▶ [What is asked]:
Reproduce the material exactly, omitting nothing.

▽

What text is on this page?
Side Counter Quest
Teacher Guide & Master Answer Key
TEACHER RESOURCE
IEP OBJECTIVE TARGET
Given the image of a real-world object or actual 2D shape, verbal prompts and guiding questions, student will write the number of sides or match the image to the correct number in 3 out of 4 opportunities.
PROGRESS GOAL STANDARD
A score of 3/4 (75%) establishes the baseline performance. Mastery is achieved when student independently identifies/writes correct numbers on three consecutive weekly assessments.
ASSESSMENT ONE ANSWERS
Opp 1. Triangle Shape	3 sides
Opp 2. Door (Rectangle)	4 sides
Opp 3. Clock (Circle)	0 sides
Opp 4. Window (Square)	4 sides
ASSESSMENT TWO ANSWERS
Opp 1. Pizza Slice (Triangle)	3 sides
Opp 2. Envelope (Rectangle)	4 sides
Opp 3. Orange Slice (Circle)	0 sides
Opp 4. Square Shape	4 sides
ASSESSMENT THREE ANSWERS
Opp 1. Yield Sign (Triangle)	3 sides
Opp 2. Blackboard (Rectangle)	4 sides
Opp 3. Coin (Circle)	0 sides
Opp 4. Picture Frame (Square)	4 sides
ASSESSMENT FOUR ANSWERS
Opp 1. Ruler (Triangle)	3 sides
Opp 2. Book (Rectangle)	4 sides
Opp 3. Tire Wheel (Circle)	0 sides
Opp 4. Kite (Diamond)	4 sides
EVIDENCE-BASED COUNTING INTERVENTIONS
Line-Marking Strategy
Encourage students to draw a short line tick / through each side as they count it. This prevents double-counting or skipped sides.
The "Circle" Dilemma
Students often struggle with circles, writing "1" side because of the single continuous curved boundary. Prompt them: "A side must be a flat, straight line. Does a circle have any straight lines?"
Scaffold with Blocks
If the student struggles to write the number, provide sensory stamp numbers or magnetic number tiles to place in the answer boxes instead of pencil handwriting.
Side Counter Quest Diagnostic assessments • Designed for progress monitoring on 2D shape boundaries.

△

▶ [Exercise result]:
What text is on this page?
Side Counter Quest
Teacher Guide & Master Answer Key
TEACHER RESOURCE
IEP OBJECTIVE TARGET
Given the image of a real-world object or actual 2D shape, verbal prompts and guiding questions, student will write the number of sides or match the image to the correct number in 3 out of 4 opportunities.
PROGRESS GOAL STANDARD
A score of 3/4 (75%) establishes the baseline performance. Mastery is achieved when student independently identifies/writes correct numbers on three consecutive weekly assessments.
ASSESSMENT ONE ANSWERS
Opp 1. Triangle Shape	3 sides
Opp 2. Door (Rectangle)	4 sides
Opp 3. Clock (Circle)	0 sides
Opp 4. Window (Square)	4 sides
ASSESSMENT TWO ANSWERS
Opp 1. Pizza Slice (Triangle)	3 sides
Opp 2. Envelope (Rectangle)	4 sides
Opp 3. Orange Slice (Circle)	0 sides
Opp 4. Square Shape	4 sides
ASSESSMENT THREE ANSWERS
Opp 1. Yield Sign (Triangle)	3 sides
Opp 2. Blackboard (Rectangle)	4 sides
Opp 3. Coin (Circle)	0 sides
Opp 4. Picture Frame (Square)	4 sides
ASSESSMENT FOUR ANSWERS
Opp 1. Ruler (Triangle)	3 sides
Opp 2. Book (Rectangle)	4 sides
Opp 3. Tire Wheel (Circle)	0 sides
Opp 4. Kite (Diamond)	4 sides
EVIDENCE-BASED COUNTING INTERVENTIONS
Line-Marking Strategy
Encourage students to draw a short line tick / through each side as they count it. This prevents double-counting or skipped sides.
The "Circle" Dilemma
Students often struggle with circles, writing "1" side because of the single continuous curved boundary. Prompt them: "A side must be a flat, straight line. Does a circle have any straight lines?"
Scaffold with Blocks
If the student struggles to write the number, provide sensory stamp numbers or magnetic number tiles to place in the answer boxes instead of pencil handwriting.
Side Counter Quest Diagnostic assessments • Designed for progress monitoring on 2D shape boundaries.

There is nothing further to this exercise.